→ Directions:
Extract every entry word for word.

→ Entries supplied:
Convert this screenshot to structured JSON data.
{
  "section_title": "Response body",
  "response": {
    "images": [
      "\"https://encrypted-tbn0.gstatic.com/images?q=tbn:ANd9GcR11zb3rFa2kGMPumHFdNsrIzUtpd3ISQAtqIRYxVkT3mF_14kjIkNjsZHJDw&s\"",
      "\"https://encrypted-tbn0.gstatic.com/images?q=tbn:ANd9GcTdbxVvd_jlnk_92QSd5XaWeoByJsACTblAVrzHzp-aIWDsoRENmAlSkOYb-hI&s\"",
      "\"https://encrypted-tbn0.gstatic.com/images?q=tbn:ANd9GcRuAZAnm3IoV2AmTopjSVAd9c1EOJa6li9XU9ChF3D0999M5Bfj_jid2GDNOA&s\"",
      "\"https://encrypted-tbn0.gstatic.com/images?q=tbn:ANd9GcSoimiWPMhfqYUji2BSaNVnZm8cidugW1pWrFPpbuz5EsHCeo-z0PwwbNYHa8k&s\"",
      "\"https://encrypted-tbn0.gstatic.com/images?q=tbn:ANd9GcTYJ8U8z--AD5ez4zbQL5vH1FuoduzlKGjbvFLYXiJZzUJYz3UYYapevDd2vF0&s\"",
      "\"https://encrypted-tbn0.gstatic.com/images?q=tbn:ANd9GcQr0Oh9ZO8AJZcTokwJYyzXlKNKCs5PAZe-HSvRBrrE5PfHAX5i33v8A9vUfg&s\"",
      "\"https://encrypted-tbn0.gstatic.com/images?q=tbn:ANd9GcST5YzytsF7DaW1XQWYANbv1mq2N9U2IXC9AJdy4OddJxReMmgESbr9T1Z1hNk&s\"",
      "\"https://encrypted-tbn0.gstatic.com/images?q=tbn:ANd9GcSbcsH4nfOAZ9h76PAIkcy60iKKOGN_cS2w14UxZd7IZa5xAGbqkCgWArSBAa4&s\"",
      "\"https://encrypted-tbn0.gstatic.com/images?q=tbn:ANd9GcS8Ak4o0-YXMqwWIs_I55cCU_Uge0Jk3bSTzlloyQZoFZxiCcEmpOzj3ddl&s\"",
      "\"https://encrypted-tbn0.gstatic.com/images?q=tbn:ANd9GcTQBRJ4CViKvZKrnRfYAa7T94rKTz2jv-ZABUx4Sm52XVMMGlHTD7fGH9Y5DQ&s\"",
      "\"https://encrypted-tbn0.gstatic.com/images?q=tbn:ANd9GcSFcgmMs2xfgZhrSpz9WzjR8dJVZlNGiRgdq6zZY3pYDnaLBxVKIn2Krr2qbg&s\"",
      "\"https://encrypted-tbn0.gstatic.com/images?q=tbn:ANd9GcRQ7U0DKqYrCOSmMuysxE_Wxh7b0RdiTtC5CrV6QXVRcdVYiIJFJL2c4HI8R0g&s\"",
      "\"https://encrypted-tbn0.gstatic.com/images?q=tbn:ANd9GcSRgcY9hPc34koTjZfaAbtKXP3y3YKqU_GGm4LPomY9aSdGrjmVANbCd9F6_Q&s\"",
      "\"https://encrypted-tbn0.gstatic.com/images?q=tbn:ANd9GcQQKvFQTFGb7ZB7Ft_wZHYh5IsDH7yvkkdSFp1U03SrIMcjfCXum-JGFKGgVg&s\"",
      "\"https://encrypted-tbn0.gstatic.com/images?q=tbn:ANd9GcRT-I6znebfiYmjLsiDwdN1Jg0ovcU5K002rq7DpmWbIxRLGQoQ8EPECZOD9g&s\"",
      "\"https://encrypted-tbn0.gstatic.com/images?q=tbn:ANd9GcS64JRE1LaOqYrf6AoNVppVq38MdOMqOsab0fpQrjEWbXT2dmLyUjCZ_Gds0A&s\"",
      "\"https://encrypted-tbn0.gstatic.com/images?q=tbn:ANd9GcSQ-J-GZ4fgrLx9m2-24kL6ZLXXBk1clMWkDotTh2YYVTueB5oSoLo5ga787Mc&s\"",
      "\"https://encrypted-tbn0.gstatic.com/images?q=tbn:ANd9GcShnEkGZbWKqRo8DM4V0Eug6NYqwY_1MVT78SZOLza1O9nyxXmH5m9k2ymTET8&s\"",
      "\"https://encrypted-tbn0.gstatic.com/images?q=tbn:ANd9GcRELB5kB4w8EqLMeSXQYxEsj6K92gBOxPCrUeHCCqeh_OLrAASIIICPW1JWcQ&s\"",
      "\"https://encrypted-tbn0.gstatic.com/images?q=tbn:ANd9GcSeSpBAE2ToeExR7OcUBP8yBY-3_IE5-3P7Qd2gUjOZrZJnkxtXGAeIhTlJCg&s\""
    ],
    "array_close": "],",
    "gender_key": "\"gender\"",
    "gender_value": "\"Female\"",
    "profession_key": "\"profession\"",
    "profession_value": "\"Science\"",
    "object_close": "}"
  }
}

→ Output of the task:
Convert this screenshot to structured JSON data.
{
  "section_title": "Response body",
  "response": {
    "images": [
      "\"https://encrypted-tbn0.gstatic.com/images?q=tbn:ANd9GcR11zb3rFa2kGMPumHFdNsrIzUtpd3ISQAtqIRYxVkT3mF_14kjIkNjsZHJDw&s\"",
      "\"https://encrypted-tbn0.gstatic.com/images?q=tbn:ANd9GcTdbxVvd_jlnk_92QSd5XaWeoByJsACTblAVrzHzp-aIWDsoRENmAlSkOYb-hI&s\"",
      "\"https://encrypted-tbn0.gstatic.com/images?q=tbn:ANd9GcRuAZAnm3IoV2AmTopjSVAd9c1EOJa6li9XU9ChF3D0999M5Bfj_jid2GDNOA&s\"",
      "\"https://encrypted-tbn0.gstatic.com/images?q=tbn:ANd9GcSoimiWPMhfqYUji2BSaNVnZm8cidugW1pWrFPpbuz5EsHCeo-z0PwwbNYHa8k&s\"",
      "\"https://encrypted-tbn0.gstatic.com/images?q=tbn:ANd9GcTYJ8U8z--AD5ez4zbQL5vH1FuoduzlKGjbvFLYXiJZzUJYz3UYYapevDd2vF0&s\"",
      "\"https://encrypted-tbn0.gstatic.com/images?q=tbn:ANd9GcQr0Oh9ZO8AJZcTokwJYyzXlKNKCs5PAZe-HSvRBrrE5PfHAX5i33v8A9vUfg&s\"",
      "\"https://encrypted-tbn0.gstatic.com/images?q=tbn:ANd9GcST5YzytsF7DaW1XQWYANbv1mq2N9U2IXC9AJdy4OddJxReMmgESbr9T1Z1hNk&s\"",
      "\"https://encrypted-tbn0.gstatic.com/images?q=tbn:ANd9GcSbcsH4nfOAZ9h76PAIkcy60iKKOGN_cS2w14UxZd7IZa5xAGbqkCgWArSBAa4&s\"",
      "\"https://encrypted-tbn0.gstatic.com/images?q=tbn:ANd9GcS8Ak4o0-YXMqwWIs_I55cCU_Uge0Jk3bSTzlloyQZoFZxiCcEmpOzj3ddl&s\"",
      "\"https://encrypted-tbn0.gstatic.com/images?q=tbn:ANd9GcTQBRJ4CViKvZKrnRfYAa7T94rKTz2jv-ZABUx4Sm52XVMMGlHTD7fGH9Y5DQ&s\"",
      "\"https://encrypted-tbn0.gstatic.com/images?q=tbn:ANd9GcSFcgmMs2xfgZhrSpz9WzjR8dJVZlNGiRgdq6zZY3pYDnaLBxVKIn2Krr2qbg&s\"",
      "\"https://encrypted-tbn0.gstatic.com/images?q=tbn:ANd9GcRQ7U0DKqYrCOSmMuysxE_Wxh7b0RdiTtC5CrV6QXVRcdVYiIJFJL2c4HI8R0g&s\"",
      "\"https://encrypted-tbn0.gstatic.com/images?q=tbn:ANd9GcSRgcY9hPc34koTjZfaAbtKXP3y3YKqU_GGm4LPomY9aSdGrjmVANbCd9F6_Q&s\"",
      "\"https://encrypted-tbn0.gstatic.com/images?q=tbn:ANd9GcQQKvFQTFGb7ZB7Ft_wZHYh5IsDH7yvkkdSFp1U03SrIMcjfCXum-JGFKGgVg&s\"",
      "\"https://encrypted-tbn0.gstatic.com/images?q=tbn:ANd9GcRT-I6znebfiYmjLsiDwdN1Jg0ovcU5K002rq7DpmWbIxRLGQoQ8EPECZOD9g&s\"",
      "\"https://encrypted-tbn0.gstatic.com/images?q=tbn:ANd9GcS64JRE1LaOqYrf6AoNVppVq38MdOMqOsab0fpQrjEWbXT2dmLyUjCZ_Gds0A&s\"",
      "\"https://encrypted-tbn0.gstatic.com/images?q=tbn:ANd9GcSQ-J-GZ4fgrLx9m2-24kL6ZLXXBk1clMWkDotTh2YYVTueB5oSoLo5ga787Mc&s\"",
      "\"https://encrypted-tbn0.gstatic.com/images?q=tbn:ANd9GcShnEkGZbWKqRo8DM4V0Eug6NYqwY_1MVT78SZOLza1O9nyxXmH5m9k2ymTET8&s\"",
      "\"https://encrypted-tbn0.gstatic.com/images?q=tbn:ANd9GcRELB5kB4w8EqLMeSXQYxEsj6K92gBOxPCrUeHCCqeh_OLrAASIIICPW1JWcQ&s\"",
      "\"https://encrypted-tbn0.gstatic.com/images?q=tbn:ANd9GcSeSpBAE2ToeExR7OcUBP8yBY-3_IE5-3P7Qd2gUjOZrZJnkxtXGAeIhTlJCg&s\""
    ],
    "array_close": "],",
    "gender_key": "\"gender\"",
    "gender_value": "\"Female\"",
    "profession_key": "\"profession\"",
    "profession_value": "\"Science\"",
    "object_close": "}"
  }
}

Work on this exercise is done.